[Data entries]
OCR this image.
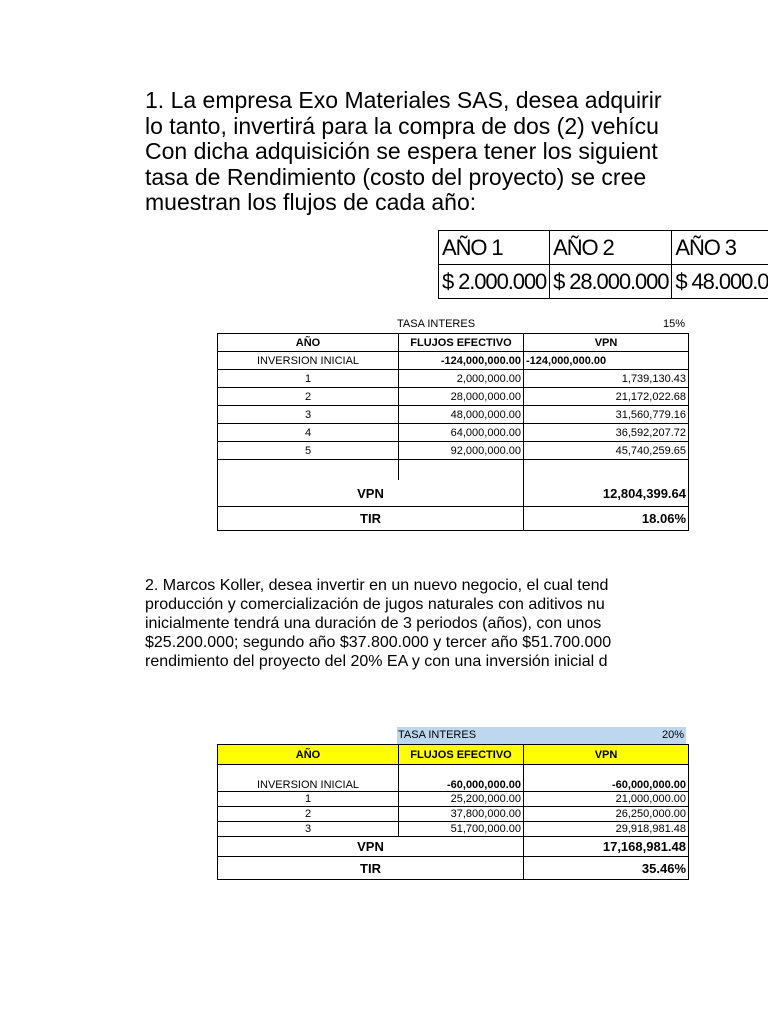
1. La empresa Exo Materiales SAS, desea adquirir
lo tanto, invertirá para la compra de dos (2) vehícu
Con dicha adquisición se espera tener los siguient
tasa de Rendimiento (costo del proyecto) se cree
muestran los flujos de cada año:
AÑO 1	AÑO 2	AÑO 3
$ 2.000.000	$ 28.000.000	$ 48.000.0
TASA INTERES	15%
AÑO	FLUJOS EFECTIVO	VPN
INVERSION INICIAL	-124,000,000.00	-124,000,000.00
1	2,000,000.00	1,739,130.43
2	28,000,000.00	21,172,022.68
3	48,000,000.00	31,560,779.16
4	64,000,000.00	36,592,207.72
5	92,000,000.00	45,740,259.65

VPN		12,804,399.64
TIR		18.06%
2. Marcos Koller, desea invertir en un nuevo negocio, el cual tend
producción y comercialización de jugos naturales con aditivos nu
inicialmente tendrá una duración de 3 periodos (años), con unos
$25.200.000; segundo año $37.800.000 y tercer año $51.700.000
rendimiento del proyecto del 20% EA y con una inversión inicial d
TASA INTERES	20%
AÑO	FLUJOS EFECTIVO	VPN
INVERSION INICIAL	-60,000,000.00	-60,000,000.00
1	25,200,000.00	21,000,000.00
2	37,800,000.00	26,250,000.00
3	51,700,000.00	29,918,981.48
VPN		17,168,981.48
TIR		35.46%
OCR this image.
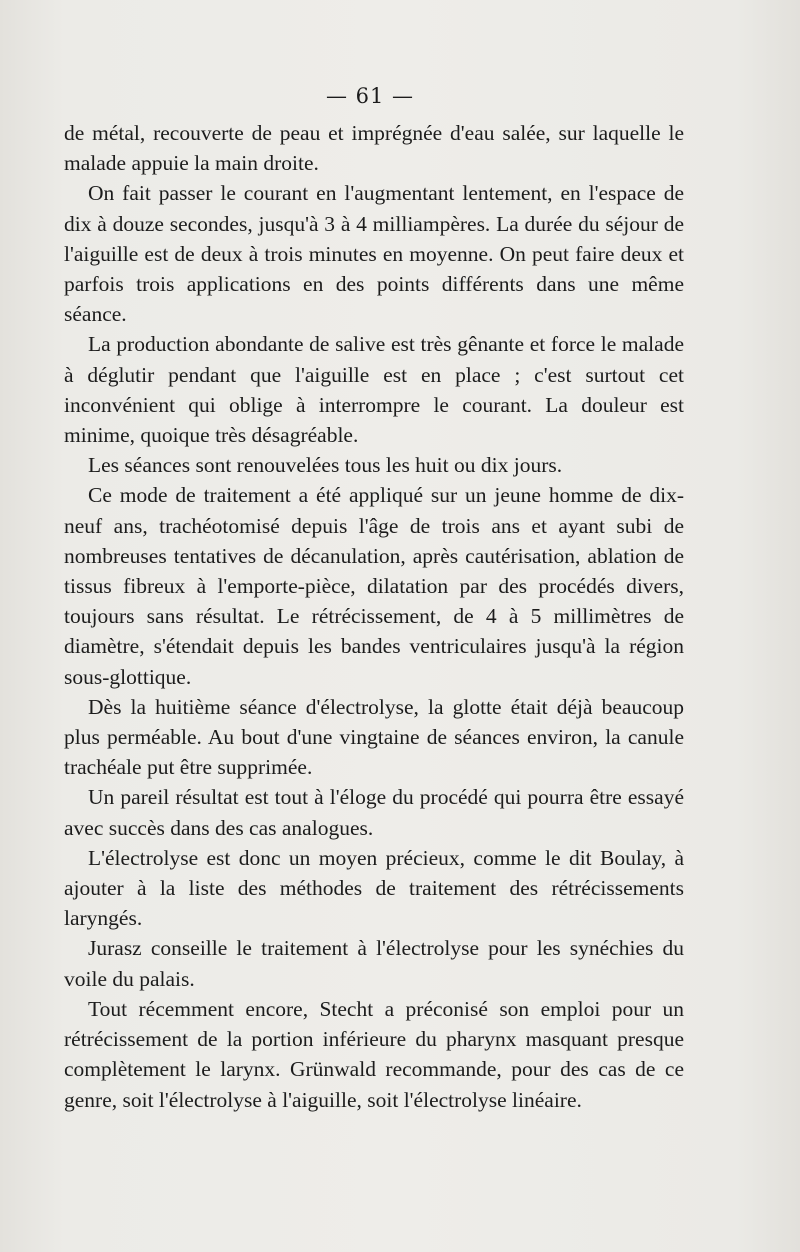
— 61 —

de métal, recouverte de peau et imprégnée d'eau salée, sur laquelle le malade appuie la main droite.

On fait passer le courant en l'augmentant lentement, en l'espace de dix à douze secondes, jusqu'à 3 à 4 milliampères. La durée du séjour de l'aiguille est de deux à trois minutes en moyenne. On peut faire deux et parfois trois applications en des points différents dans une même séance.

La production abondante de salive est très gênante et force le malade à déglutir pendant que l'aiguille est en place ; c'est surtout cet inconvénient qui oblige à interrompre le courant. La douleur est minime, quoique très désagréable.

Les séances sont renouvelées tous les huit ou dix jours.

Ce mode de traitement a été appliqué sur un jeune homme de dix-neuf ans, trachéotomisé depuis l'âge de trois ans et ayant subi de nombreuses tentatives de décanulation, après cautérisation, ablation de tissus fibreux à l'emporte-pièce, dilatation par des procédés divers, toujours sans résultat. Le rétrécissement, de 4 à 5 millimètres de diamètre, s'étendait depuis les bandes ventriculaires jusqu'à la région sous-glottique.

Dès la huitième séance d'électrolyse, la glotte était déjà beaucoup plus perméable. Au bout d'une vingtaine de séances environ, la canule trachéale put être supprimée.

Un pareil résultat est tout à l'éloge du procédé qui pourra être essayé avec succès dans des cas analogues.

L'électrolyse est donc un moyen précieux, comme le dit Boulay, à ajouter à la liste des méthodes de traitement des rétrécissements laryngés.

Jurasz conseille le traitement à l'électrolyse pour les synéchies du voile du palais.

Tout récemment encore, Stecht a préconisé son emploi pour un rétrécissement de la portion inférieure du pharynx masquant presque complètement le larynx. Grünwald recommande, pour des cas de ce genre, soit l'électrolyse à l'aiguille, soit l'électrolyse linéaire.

==

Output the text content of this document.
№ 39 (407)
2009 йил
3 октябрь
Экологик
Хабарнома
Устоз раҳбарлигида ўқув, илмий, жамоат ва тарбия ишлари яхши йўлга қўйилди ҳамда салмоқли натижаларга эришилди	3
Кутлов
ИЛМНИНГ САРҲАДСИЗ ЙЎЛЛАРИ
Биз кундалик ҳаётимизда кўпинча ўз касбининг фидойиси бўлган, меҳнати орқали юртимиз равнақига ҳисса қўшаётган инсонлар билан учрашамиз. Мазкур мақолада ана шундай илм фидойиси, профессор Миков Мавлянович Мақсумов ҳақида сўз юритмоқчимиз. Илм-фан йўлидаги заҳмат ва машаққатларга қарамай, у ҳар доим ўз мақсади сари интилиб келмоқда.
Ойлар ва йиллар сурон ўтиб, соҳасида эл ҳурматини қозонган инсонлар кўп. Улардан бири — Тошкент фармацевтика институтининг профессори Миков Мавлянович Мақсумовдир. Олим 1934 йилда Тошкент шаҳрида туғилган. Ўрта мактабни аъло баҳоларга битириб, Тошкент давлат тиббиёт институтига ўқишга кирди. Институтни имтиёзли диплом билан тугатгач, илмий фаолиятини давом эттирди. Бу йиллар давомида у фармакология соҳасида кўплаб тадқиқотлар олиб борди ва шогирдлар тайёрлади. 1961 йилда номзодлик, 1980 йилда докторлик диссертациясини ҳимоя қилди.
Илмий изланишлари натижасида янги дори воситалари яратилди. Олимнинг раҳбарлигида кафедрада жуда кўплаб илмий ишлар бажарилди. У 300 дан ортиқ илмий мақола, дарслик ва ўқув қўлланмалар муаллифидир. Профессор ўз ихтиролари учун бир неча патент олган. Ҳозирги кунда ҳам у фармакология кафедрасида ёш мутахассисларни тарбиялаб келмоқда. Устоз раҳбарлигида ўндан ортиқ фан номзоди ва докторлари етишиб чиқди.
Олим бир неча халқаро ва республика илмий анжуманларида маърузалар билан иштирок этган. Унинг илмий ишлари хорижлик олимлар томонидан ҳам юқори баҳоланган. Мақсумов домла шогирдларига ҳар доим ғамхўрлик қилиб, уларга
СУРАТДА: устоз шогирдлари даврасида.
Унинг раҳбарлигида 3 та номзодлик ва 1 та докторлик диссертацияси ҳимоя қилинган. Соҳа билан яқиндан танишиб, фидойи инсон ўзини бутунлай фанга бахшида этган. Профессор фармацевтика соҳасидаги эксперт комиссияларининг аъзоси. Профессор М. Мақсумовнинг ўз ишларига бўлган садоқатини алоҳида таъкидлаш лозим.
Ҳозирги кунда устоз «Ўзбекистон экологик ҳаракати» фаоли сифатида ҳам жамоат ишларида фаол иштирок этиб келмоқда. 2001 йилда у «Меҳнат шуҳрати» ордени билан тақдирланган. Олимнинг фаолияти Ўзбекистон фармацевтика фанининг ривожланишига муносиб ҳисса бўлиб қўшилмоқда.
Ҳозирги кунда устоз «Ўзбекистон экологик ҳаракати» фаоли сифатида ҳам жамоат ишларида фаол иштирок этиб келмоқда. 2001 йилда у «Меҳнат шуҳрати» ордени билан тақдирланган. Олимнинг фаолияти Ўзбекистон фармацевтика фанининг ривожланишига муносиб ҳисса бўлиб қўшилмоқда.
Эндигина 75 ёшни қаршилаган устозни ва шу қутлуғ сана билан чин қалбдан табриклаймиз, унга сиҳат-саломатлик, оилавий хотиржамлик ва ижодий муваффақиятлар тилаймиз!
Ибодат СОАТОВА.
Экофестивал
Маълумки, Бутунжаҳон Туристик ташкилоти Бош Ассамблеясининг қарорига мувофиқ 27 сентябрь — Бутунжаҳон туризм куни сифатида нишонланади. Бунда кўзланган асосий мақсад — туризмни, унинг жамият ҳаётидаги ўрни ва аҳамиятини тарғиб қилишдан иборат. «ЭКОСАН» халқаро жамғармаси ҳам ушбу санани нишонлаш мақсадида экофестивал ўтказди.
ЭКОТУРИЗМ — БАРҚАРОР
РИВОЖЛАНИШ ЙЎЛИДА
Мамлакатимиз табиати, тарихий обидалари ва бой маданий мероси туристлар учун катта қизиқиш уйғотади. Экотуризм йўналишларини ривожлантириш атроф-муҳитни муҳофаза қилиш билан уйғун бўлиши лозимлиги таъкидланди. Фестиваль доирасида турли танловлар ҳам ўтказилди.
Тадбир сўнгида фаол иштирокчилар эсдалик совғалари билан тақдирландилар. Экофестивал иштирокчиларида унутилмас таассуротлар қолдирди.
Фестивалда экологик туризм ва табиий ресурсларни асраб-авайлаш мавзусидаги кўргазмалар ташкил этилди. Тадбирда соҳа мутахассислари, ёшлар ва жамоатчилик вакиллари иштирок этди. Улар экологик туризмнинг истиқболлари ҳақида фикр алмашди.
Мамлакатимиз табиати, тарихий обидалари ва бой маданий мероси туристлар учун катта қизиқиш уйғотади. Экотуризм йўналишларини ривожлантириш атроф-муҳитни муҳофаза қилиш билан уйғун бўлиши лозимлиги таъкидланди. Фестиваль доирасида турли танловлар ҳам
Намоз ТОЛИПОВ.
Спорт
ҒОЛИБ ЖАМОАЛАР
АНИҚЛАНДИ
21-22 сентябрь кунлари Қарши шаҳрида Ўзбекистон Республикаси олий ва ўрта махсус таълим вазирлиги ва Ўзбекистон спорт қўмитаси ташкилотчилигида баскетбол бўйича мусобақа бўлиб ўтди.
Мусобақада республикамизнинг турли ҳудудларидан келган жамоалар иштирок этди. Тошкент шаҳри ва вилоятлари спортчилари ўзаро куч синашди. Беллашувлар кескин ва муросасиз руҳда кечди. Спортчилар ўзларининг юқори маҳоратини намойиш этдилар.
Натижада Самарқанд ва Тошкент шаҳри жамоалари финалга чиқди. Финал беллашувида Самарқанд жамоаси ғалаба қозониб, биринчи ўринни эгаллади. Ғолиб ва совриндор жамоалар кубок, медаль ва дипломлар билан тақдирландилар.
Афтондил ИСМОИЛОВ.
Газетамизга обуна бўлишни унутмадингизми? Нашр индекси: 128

[REQUIREMENTS]
Extract every line above containing the word "séances".

[FINISHED TASK]
Les séances sont renouvelées tous les huit ou dix jours.
Dès la huitième séance d'électrolyse, la glotte était déjà beaucoup plus perméable. Au bout d'une vingtaine de séances environ, la canule trachéale put être supprimée.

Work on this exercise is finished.